_WRITTEN INSTRUCTION:_
Gather all lines from the material that contain "this".

_RECORDS TO USE:_
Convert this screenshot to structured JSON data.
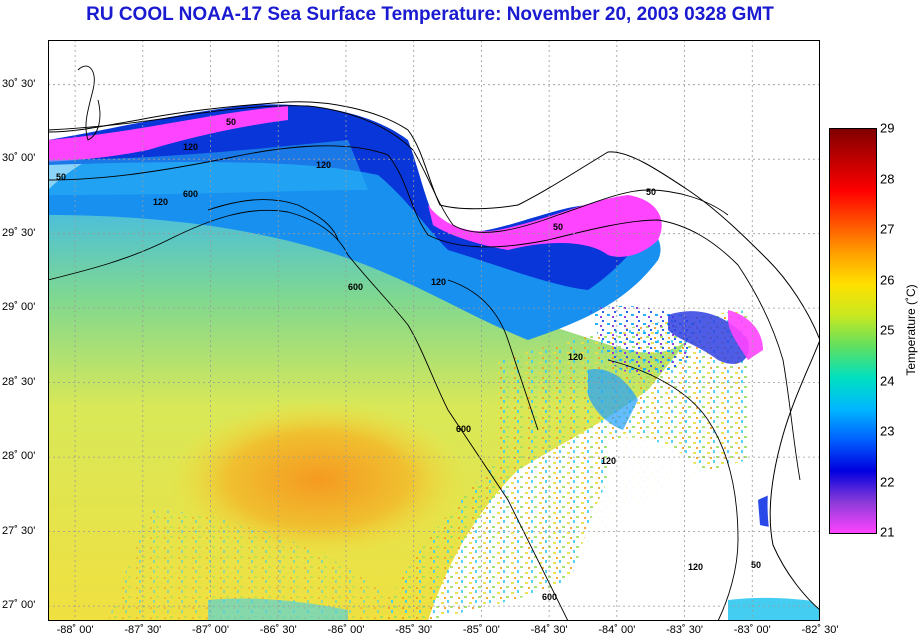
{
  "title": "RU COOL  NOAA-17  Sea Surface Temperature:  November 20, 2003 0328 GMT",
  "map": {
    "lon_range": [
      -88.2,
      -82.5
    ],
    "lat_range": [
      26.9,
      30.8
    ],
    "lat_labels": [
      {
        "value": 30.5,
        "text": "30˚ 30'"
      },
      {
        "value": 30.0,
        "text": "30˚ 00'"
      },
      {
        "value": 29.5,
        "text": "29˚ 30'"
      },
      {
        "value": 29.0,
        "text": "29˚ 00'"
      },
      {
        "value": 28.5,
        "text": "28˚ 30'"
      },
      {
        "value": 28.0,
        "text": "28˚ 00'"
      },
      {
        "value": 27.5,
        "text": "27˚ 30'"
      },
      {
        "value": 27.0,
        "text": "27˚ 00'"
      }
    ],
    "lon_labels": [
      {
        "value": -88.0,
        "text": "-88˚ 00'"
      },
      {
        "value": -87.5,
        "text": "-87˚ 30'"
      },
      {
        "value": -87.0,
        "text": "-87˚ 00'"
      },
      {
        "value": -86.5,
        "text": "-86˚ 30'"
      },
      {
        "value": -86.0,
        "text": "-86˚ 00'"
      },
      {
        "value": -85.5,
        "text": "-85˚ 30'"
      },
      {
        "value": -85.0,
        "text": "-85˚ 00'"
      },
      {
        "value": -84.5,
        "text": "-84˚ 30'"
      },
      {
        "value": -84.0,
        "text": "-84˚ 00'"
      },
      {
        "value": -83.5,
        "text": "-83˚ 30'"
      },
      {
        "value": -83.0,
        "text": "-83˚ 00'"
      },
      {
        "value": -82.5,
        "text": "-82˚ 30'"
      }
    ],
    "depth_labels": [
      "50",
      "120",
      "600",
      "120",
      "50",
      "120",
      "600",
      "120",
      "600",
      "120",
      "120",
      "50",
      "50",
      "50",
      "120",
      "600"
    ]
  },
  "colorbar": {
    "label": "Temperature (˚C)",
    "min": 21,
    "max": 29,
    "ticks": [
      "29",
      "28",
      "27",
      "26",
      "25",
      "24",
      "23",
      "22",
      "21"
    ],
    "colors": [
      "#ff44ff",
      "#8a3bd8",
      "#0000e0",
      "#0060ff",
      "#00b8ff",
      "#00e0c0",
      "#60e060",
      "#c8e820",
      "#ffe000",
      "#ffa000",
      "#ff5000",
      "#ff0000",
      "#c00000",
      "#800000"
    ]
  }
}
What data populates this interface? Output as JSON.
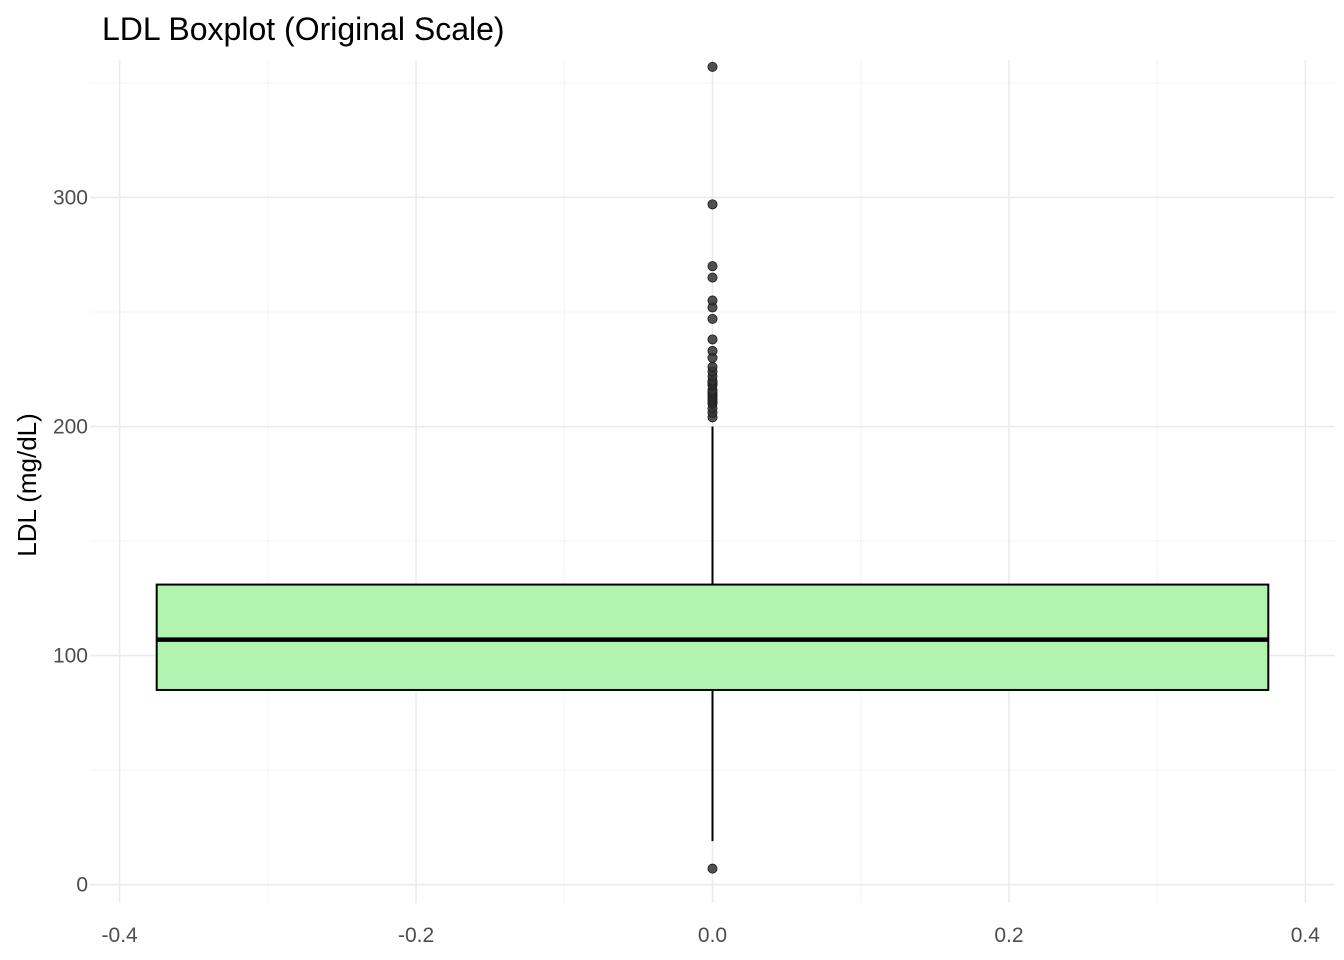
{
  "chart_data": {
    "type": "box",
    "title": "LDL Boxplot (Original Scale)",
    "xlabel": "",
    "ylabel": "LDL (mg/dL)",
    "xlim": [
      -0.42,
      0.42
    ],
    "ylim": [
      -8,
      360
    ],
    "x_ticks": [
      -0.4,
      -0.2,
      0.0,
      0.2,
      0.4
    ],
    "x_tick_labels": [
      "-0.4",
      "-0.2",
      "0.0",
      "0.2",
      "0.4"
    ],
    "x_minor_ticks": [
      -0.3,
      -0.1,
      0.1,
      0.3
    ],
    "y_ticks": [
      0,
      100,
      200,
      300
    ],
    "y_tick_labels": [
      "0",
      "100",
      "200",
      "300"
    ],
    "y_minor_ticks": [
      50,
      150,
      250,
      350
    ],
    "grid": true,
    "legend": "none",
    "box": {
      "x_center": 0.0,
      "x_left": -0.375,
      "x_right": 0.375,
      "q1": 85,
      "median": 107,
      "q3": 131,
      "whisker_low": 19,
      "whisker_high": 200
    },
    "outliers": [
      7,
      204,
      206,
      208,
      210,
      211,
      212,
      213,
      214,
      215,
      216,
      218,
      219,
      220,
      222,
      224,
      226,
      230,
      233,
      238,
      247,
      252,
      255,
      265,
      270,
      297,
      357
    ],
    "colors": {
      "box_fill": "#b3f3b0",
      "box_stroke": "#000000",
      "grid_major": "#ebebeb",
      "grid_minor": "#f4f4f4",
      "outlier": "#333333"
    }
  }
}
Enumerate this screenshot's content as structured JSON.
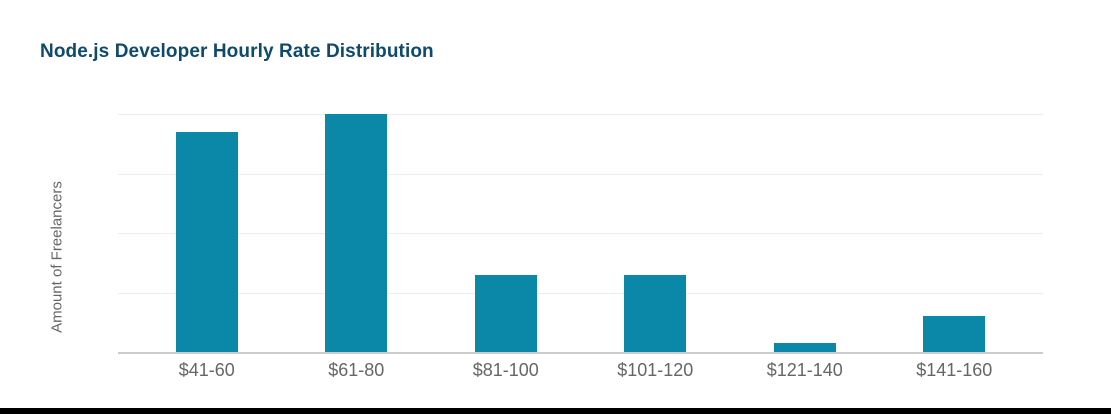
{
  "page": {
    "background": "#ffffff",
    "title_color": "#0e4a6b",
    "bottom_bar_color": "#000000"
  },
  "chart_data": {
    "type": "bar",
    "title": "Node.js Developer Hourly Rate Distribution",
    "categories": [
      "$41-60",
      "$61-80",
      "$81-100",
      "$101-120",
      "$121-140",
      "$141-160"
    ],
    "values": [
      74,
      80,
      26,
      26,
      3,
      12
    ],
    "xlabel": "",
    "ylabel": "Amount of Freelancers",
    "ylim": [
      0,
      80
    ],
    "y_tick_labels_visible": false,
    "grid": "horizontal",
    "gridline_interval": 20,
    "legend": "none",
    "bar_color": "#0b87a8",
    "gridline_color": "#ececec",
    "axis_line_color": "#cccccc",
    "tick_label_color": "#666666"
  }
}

...

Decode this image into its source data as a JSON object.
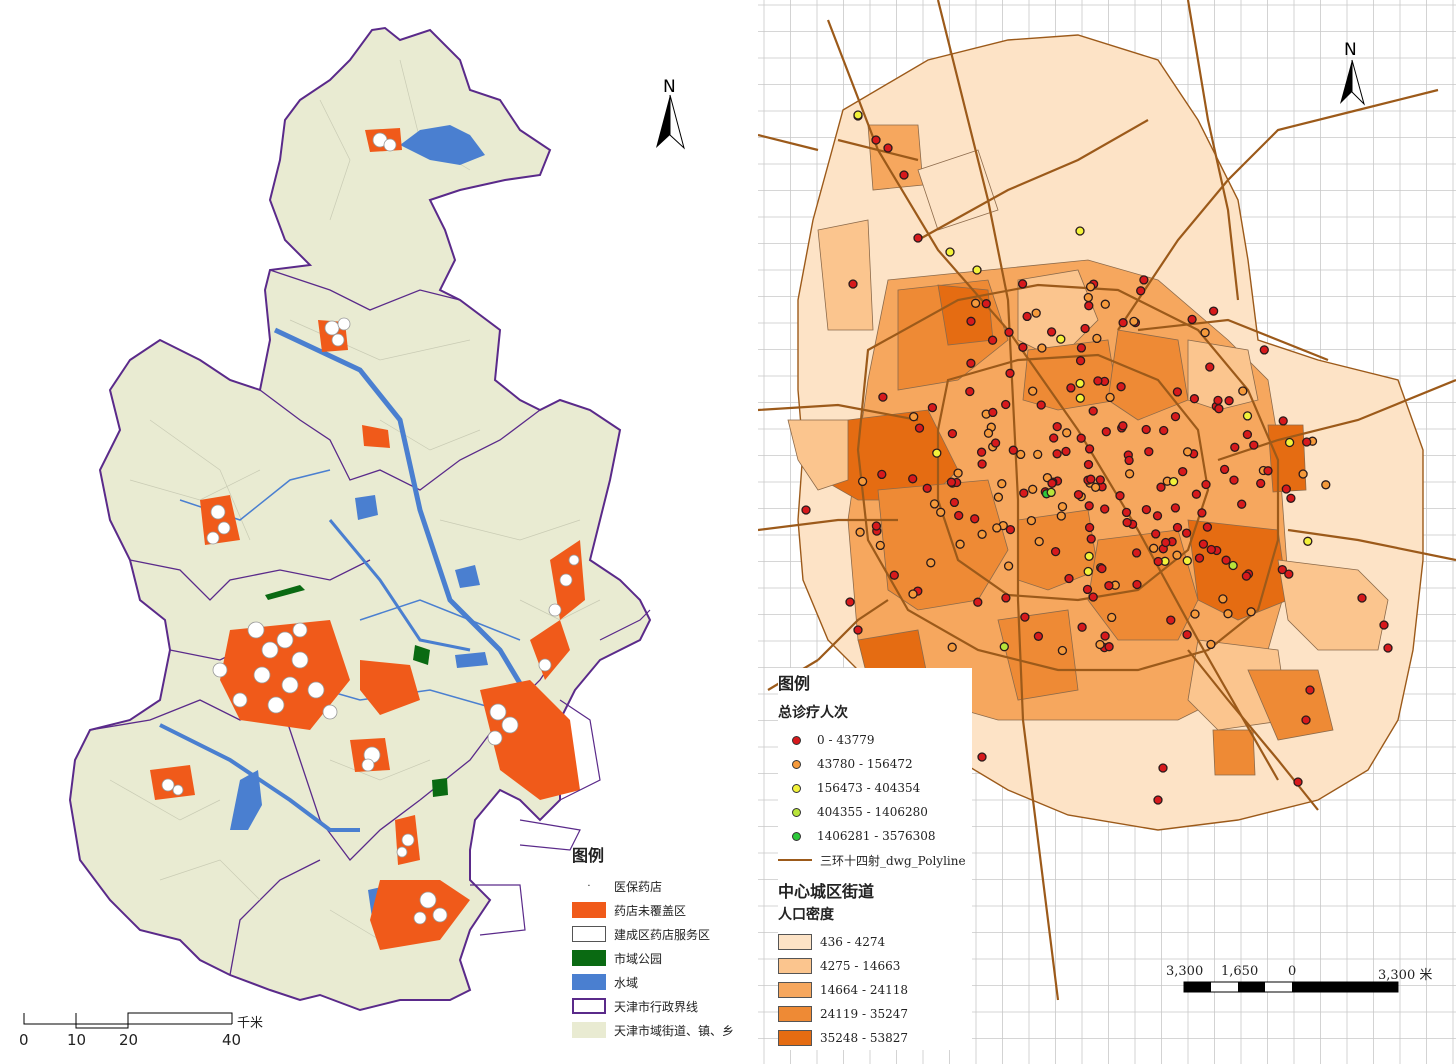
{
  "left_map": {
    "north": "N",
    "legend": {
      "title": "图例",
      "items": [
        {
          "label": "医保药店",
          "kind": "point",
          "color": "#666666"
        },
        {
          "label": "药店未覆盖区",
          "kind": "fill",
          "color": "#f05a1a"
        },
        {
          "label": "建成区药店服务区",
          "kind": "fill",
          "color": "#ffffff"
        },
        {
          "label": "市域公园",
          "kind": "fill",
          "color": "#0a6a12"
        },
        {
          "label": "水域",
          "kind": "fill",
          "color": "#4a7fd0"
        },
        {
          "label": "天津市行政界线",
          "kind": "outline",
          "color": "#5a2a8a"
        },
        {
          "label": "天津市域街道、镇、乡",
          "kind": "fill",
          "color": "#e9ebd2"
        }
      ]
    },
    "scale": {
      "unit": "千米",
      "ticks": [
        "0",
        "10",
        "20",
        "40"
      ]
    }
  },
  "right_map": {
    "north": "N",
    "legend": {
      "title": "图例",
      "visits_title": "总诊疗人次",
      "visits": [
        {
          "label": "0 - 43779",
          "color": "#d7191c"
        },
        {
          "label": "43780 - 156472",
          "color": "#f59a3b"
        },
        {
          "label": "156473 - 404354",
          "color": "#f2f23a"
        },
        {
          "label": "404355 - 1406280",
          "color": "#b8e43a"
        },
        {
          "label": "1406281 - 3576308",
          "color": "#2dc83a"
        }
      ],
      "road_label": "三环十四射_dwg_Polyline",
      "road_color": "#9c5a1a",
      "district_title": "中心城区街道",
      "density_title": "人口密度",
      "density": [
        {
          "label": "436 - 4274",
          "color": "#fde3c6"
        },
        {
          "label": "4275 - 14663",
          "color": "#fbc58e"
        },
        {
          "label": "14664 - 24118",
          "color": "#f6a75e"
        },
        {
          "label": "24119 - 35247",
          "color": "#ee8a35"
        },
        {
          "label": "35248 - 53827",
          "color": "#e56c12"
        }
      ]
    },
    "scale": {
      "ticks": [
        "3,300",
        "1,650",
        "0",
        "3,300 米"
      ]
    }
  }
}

_RESULT OF THE TASK:_
Convert this screenshot to structured JSON data.
What data populates this interface? Output as JSON.
Enumerate this screenshot's content as structured JSON.
Decode this image into its source data as a JSON object.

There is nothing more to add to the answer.